GOAL OF THE EXERCISE = Reproduce every record below exactly as written, but leave out any pictures.

┄┄┄┄┄┄

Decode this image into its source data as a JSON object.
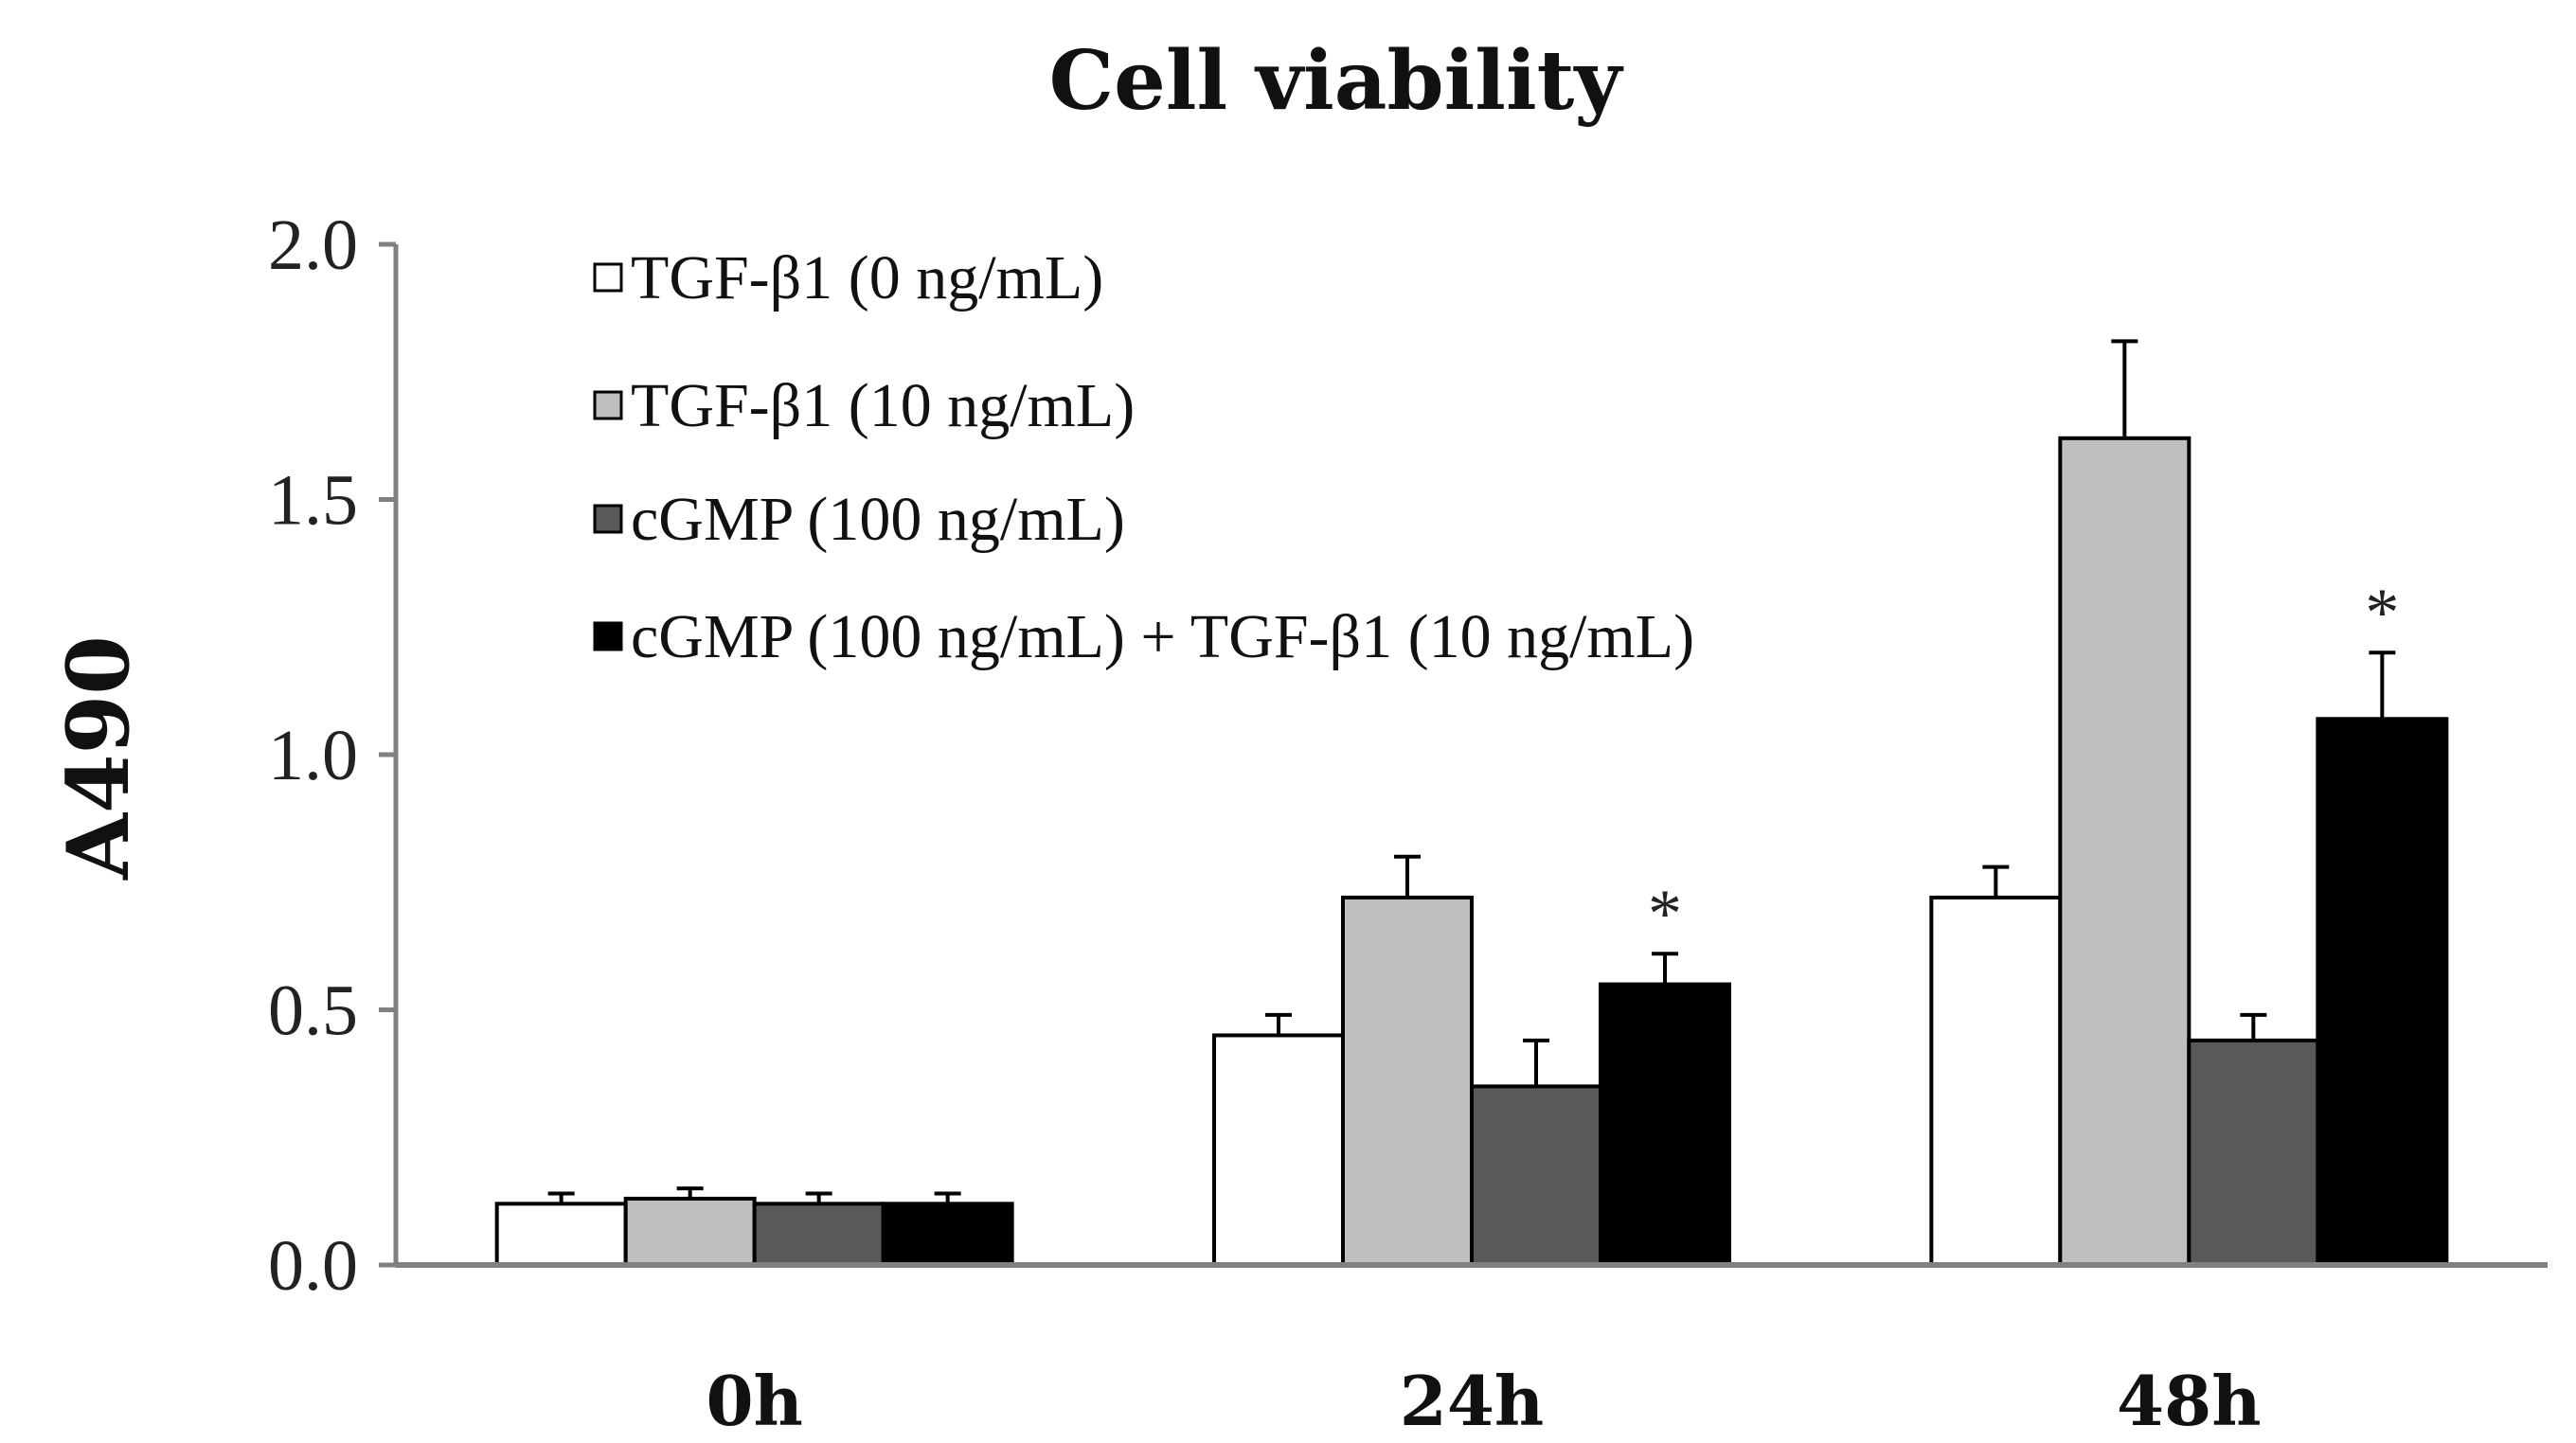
{
  "chart_data": {
    "type": "bar",
    "title": "Cell viability",
    "xlabel": "",
    "ylabel": "A490",
    "ylim": [
      0,
      2.0
    ],
    "yticks": [
      "0.0",
      "0.5",
      "1.0",
      "1.5",
      "2.0"
    ],
    "ytick_values": [
      0,
      0.5,
      1.0,
      1.5,
      2.0
    ],
    "categories": [
      "0h",
      "24h",
      "48h"
    ],
    "legend_position": "top-left",
    "series": [
      {
        "name": "TGF-β1 (0 ng/mL)",
        "color": "#ffffff",
        "values": [
          0.12,
          0.45,
          0.72
        ],
        "errors": [
          0.02,
          0.04,
          0.06
        ],
        "significance": [
          "",
          "",
          ""
        ]
      },
      {
        "name": "TGF-β1 (10 ng/mL)",
        "color": "#bfbfbf",
        "values": [
          0.13,
          0.72,
          1.62
        ],
        "errors": [
          0.02,
          0.08,
          0.19
        ],
        "significance": [
          "",
          "",
          ""
        ]
      },
      {
        "name": "cGMP (100 ng/mL)",
        "color": "#595959",
        "values": [
          0.12,
          0.35,
          0.44
        ],
        "errors": [
          0.02,
          0.09,
          0.05
        ],
        "significance": [
          "",
          "",
          ""
        ]
      },
      {
        "name": "cGMP (100 ng/mL) + TGF-β1 (10 ng/mL)",
        "color": "#000000",
        "values": [
          0.12,
          0.55,
          1.07
        ],
        "errors": [
          0.02,
          0.06,
          0.13
        ],
        "significance": [
          "",
          "*",
          "*"
        ]
      }
    ]
  }
}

┄┄┄┄┄┄

ANSWER TO THIS TASK =
Decode this image into its source data as a JSON object.
{
  "chart_data": {
    "type": "bar",
    "title": "Cell viability",
    "xlabel": "",
    "ylabel": "A490",
    "ylim": [
      0,
      2.0
    ],
    "yticks": [
      "0.0",
      "0.5",
      "1.0",
      "1.5",
      "2.0"
    ],
    "ytick_values": [
      0,
      0.5,
      1.0,
      1.5,
      2.0
    ],
    "categories": [
      "0h",
      "24h",
      "48h"
    ],
    "legend_position": "top-left",
    "series": [
      {
        "name": "TGF-β1 (0 ng/mL)",
        "color": "#ffffff",
        "values": [
          0.12,
          0.45,
          0.72
        ],
        "errors": [
          0.02,
          0.04,
          0.06
        ],
        "significance": [
          "",
          "",
          ""
        ]
      },
      {
        "name": "TGF-β1 (10 ng/mL)",
        "color": "#bfbfbf",
        "values": [
          0.13,
          0.72,
          1.62
        ],
        "errors": [
          0.02,
          0.08,
          0.19
        ],
        "significance": [
          "",
          "",
          ""
        ]
      },
      {
        "name": "cGMP (100 ng/mL)",
        "color": "#595959",
        "values": [
          0.12,
          0.35,
          0.44
        ],
        "errors": [
          0.02,
          0.09,
          0.05
        ],
        "significance": [
          "",
          "",
          ""
        ]
      },
      {
        "name": "cGMP (100 ng/mL) + TGF-β1 (10 ng/mL)",
        "color": "#000000",
        "values": [
          0.12,
          0.55,
          1.07
        ],
        "errors": [
          0.02,
          0.06,
          0.13
        ],
        "significance": [
          "",
          "*",
          "*"
        ]
      }
    ]
  }
}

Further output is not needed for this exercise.